▶ REQUIRED TASK
Below is a listing; reproduce each line of it exactly.

▶ Dataset entries on figures

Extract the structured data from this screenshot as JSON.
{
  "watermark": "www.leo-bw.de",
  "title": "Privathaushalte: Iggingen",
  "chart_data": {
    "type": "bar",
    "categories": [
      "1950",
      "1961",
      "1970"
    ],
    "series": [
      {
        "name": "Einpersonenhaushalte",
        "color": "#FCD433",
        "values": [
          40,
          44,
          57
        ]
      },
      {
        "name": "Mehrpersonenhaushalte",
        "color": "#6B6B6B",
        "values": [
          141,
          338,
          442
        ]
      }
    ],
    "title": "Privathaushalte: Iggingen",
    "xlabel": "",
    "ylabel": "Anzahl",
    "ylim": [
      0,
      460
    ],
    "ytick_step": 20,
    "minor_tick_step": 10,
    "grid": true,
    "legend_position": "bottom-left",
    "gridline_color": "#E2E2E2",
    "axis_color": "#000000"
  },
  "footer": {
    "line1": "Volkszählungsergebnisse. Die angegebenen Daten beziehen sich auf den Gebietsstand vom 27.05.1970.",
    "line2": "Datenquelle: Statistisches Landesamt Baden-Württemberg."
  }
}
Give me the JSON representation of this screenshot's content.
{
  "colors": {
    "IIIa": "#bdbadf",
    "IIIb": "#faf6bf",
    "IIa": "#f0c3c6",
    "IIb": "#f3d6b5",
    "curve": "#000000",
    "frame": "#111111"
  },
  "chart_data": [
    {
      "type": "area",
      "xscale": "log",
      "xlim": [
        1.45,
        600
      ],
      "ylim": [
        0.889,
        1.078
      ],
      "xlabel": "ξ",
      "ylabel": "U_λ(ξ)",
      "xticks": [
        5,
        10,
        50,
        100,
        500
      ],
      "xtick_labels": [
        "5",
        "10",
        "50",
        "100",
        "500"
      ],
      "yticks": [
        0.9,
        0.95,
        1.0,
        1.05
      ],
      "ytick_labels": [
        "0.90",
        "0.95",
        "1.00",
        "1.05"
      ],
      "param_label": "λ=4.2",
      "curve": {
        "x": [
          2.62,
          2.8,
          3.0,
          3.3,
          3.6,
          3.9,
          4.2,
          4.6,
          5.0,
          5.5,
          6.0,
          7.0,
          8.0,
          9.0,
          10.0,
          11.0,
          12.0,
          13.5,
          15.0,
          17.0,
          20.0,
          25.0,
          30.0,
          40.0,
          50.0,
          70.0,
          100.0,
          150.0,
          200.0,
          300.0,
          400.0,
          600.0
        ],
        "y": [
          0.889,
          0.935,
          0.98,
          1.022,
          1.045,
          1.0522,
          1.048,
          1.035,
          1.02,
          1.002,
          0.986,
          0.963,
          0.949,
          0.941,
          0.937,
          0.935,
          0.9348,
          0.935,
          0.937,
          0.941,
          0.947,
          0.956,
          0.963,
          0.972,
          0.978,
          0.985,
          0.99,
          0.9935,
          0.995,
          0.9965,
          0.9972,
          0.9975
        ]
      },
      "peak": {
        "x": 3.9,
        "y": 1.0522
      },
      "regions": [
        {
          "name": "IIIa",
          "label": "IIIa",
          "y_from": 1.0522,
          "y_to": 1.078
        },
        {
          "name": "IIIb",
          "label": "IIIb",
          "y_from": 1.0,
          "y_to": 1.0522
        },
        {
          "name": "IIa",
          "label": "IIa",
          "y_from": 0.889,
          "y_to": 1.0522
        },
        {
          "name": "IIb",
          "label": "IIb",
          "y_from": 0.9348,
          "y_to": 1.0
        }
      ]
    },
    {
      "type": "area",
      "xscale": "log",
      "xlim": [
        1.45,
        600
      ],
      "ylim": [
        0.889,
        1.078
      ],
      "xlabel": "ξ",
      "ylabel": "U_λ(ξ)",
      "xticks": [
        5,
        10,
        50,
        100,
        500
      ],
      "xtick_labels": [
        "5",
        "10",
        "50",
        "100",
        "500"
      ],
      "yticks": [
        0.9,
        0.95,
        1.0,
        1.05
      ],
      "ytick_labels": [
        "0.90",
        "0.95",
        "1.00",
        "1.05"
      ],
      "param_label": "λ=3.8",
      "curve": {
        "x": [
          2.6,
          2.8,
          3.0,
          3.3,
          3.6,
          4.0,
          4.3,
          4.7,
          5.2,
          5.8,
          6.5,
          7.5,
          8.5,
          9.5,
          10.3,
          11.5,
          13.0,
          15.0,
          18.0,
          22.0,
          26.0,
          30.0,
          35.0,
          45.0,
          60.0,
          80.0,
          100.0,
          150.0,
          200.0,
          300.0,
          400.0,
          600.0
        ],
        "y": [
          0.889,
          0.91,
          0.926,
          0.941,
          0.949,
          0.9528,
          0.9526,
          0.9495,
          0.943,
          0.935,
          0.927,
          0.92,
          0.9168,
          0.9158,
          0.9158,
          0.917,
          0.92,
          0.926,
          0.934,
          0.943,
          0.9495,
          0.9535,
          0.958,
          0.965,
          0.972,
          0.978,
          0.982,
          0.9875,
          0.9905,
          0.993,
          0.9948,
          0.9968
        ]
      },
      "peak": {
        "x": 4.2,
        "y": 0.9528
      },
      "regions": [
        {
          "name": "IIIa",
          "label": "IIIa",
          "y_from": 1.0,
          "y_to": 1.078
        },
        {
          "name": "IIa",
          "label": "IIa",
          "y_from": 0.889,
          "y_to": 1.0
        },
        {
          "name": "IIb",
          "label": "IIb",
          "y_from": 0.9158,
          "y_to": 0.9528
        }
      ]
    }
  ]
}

▶ EXPECTED ANSWER
Extract the structured data from this screenshot as JSON.
{
  "watermark": "www.leo-bw.de",
  "title": "Privathaushalte: Iggingen",
  "chart_data": {
    "type": "bar",
    "categories": [
      "1950",
      "1961",
      "1970"
    ],
    "series": [
      {
        "name": "Einpersonenhaushalte",
        "color": "#FCD433",
        "values": [
          40,
          44,
          57
        ]
      },
      {
        "name": "Mehrpersonenhaushalte",
        "color": "#6B6B6B",
        "values": [
          141,
          338,
          442
        ]
      }
    ],
    "title": "Privathaushalte: Iggingen",
    "xlabel": "",
    "ylabel": "Anzahl",
    "ylim": [
      0,
      460
    ],
    "ytick_step": 20,
    "minor_tick_step": 10,
    "grid": true,
    "legend_position": "bottom-left",
    "gridline_color": "#E2E2E2",
    "axis_color": "#000000"
  },
  "footer": {
    "line1": "Volkszählungsergebnisse. Die angegebenen Daten beziehen sich auf den Gebietsstand vom 27.05.1970.",
    "line2": "Datenquelle: Statistisches Landesamt Baden-Württemberg."
  }
}
Give me the JSON representation of this screenshot's content.
{
  "colors": {
    "IIIa": "#bdbadf",
    "IIIb": "#faf6bf",
    "IIa": "#f0c3c6",
    "IIb": "#f3d6b5",
    "curve": "#000000",
    "frame": "#111111"
  },
  "chart_data": [
    {
      "type": "area",
      "xscale": "log",
      "xlim": [
        1.45,
        600
      ],
      "ylim": [
        0.889,
        1.078
      ],
      "xlabel": "ξ",
      "ylabel": "U_λ(ξ)",
      "xticks": [
        5,
        10,
        50,
        100,
        500
      ],
      "xtick_labels": [
        "5",
        "10",
        "50",
        "100",
        "500"
      ],
      "yticks": [
        0.9,
        0.95,
        1.0,
        1.05
      ],
      "ytick_labels": [
        "0.90",
        "0.95",
        "1.00",
        "1.05"
      ],
      "param_label": "λ=4.2",
      "curve": {
        "x": [
          2.62,
          2.8,
          3.0,
          3.3,
          3.6,
          3.9,
          4.2,
          4.6,
          5.0,
          5.5,
          6.0,
          7.0,
          8.0,
          9.0,
          10.0,
          11.0,
          12.0,
          13.5,
          15.0,
          17.0,
          20.0,
          25.0,
          30.0,
          40.0,
          50.0,
          70.0,
          100.0,
          150.0,
          200.0,
          300.0,
          400.0,
          600.0
        ],
        "y": [
          0.889,
          0.935,
          0.98,
          1.022,
          1.045,
          1.0522,
          1.048,
          1.035,
          1.02,
          1.002,
          0.986,
          0.963,
          0.949,
          0.941,
          0.937,
          0.935,
          0.9348,
          0.935,
          0.937,
          0.941,
          0.947,
          0.956,
          0.963,
          0.972,
          0.978,
          0.985,
          0.99,
          0.9935,
          0.995,
          0.9965,
          0.9972,
          0.9975
        ]
      },
      "peak": {
        "x": 3.9,
        "y": 1.0522
      },
      "regions": [
        {
          "name": "IIIa",
          "label": "IIIa",
          "y_from": 1.0522,
          "y_to": 1.078
        },
        {
          "name": "IIIb",
          "label": "IIIb",
          "y_from": 1.0,
          "y_to": 1.0522
        },
        {
          "name": "IIa",
          "label": "IIa",
          "y_from": 0.889,
          "y_to": 1.0522
        },
        {
          "name": "IIb",
          "label": "IIb",
          "y_from": 0.9348,
          "y_to": 1.0
        }
      ]
    },
    {
      "type": "area",
      "xscale": "log",
      "xlim": [
        1.45,
        600
      ],
      "ylim": [
        0.889,
        1.078
      ],
      "xlabel": "ξ",
      "ylabel": "U_λ(ξ)",
      "xticks": [
        5,
        10,
        50,
        100,
        500
      ],
      "xtick_labels": [
        "5",
        "10",
        "50",
        "100",
        "500"
      ],
      "yticks": [
        0.9,
        0.95,
        1.0,
        1.05
      ],
      "ytick_labels": [
        "0.90",
        "0.95",
        "1.00",
        "1.05"
      ],
      "param_label": "λ=3.8",
      "curve": {
        "x": [
          2.6,
          2.8,
          3.0,
          3.3,
          3.6,
          4.0,
          4.3,
          4.7,
          5.2,
          5.8,
          6.5,
          7.5,
          8.5,
          9.5,
          10.3,
          11.5,
          13.0,
          15.0,
          18.0,
          22.0,
          26.0,
          30.0,
          35.0,
          45.0,
          60.0,
          80.0,
          100.0,
          150.0,
          200.0,
          300.0,
          400.0,
          600.0
        ],
        "y": [
          0.889,
          0.91,
          0.926,
          0.941,
          0.949,
          0.9528,
          0.9526,
          0.9495,
          0.943,
          0.935,
          0.927,
          0.92,
          0.9168,
          0.9158,
          0.9158,
          0.917,
          0.92,
          0.926,
          0.934,
          0.943,
          0.9495,
          0.9535,
          0.958,
          0.965,
          0.972,
          0.978,
          0.982,
          0.9875,
          0.9905,
          0.993,
          0.9948,
          0.9968
        ]
      },
      "peak": {
        "x": 4.2,
        "y": 0.9528
      },
      "regions": [
        {
          "name": "IIIa",
          "label": "IIIa",
          "y_from": 1.0,
          "y_to": 1.078
        },
        {
          "name": "IIa",
          "label": "IIa",
          "y_from": 0.889,
          "y_to": 1.0
        },
        {
          "name": "IIb",
          "label": "IIb",
          "y_from": 0.9158,
          "y_to": 0.9528
        }
      ]
    }
  ]
}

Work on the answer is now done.